◆ **Data excerpts**:
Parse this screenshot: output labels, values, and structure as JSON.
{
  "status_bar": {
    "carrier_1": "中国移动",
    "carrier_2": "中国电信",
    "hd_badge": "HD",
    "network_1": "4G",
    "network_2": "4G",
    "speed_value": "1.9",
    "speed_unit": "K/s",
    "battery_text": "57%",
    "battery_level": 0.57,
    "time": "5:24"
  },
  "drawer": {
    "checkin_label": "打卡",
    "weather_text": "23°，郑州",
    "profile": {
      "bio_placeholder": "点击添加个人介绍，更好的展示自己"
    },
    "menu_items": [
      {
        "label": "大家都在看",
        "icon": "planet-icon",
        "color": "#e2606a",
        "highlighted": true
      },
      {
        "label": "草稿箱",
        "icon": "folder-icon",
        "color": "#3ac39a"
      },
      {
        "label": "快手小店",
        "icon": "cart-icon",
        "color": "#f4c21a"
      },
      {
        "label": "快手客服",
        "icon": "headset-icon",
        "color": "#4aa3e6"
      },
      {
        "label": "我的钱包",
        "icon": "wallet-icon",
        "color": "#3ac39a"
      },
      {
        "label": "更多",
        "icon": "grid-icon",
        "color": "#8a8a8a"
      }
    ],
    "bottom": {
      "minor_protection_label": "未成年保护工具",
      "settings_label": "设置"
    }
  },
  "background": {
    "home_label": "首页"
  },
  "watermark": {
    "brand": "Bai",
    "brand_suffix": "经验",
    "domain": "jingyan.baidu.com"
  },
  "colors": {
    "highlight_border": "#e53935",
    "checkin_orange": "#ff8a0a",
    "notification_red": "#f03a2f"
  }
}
...
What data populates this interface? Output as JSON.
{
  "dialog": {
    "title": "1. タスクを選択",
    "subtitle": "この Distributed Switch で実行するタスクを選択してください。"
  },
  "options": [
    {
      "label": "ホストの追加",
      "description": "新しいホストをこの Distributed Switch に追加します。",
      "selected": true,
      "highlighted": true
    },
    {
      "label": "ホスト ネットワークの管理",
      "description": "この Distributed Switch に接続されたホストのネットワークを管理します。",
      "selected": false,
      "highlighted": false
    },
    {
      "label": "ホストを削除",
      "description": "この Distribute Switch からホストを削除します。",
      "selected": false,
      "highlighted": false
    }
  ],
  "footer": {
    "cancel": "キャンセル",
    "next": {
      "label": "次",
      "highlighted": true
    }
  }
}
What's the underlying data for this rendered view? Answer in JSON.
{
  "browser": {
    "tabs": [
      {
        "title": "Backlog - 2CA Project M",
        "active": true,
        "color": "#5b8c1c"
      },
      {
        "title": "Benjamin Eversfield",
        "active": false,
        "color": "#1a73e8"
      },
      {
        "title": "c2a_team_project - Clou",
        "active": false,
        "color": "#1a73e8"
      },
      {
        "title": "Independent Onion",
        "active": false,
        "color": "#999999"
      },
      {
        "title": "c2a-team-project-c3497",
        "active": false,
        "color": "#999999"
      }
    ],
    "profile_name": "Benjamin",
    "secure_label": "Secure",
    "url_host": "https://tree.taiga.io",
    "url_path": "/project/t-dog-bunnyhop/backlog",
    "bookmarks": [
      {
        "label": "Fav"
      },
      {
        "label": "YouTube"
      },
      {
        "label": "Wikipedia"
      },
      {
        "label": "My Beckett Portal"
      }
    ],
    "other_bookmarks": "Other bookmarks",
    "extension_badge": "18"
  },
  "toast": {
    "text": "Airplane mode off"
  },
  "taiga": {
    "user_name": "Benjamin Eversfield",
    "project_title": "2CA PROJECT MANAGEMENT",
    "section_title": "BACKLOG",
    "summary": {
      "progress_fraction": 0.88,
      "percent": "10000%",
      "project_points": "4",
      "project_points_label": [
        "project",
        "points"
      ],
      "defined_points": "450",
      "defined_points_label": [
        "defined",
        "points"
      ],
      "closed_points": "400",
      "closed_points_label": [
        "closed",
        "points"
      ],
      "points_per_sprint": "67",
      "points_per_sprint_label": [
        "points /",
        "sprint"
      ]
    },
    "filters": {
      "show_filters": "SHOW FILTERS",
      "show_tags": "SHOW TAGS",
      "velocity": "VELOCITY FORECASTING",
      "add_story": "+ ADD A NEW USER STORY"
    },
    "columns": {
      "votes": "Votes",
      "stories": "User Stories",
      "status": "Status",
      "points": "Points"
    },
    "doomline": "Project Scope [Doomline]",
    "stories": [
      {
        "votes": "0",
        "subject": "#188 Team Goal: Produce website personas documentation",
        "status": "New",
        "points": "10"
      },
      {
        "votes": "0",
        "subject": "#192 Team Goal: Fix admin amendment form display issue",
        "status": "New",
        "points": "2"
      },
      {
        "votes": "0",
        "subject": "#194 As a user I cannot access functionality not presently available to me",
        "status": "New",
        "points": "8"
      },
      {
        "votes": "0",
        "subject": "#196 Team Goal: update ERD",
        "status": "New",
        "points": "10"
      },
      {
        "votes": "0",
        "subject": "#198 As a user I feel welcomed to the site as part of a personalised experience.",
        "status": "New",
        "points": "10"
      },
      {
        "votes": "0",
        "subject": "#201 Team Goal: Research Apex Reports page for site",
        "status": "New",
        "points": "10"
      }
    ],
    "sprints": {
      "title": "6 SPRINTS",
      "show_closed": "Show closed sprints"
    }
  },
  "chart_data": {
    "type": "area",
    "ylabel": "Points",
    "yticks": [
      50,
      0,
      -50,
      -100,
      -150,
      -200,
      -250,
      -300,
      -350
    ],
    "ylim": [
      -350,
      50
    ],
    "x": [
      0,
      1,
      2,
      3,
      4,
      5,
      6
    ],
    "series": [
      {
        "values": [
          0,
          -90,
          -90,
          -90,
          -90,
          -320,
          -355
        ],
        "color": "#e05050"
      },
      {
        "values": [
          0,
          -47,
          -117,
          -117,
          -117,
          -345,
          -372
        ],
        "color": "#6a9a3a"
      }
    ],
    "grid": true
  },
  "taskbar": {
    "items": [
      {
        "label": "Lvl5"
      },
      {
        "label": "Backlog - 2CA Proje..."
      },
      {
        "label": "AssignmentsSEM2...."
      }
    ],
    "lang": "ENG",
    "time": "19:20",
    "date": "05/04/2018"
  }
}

◆ **INSTRUCTION**:
Across the entries above, how many lines contain "Benjamin"? Provide only the count.

◆ **TASK OUTPUT**:
3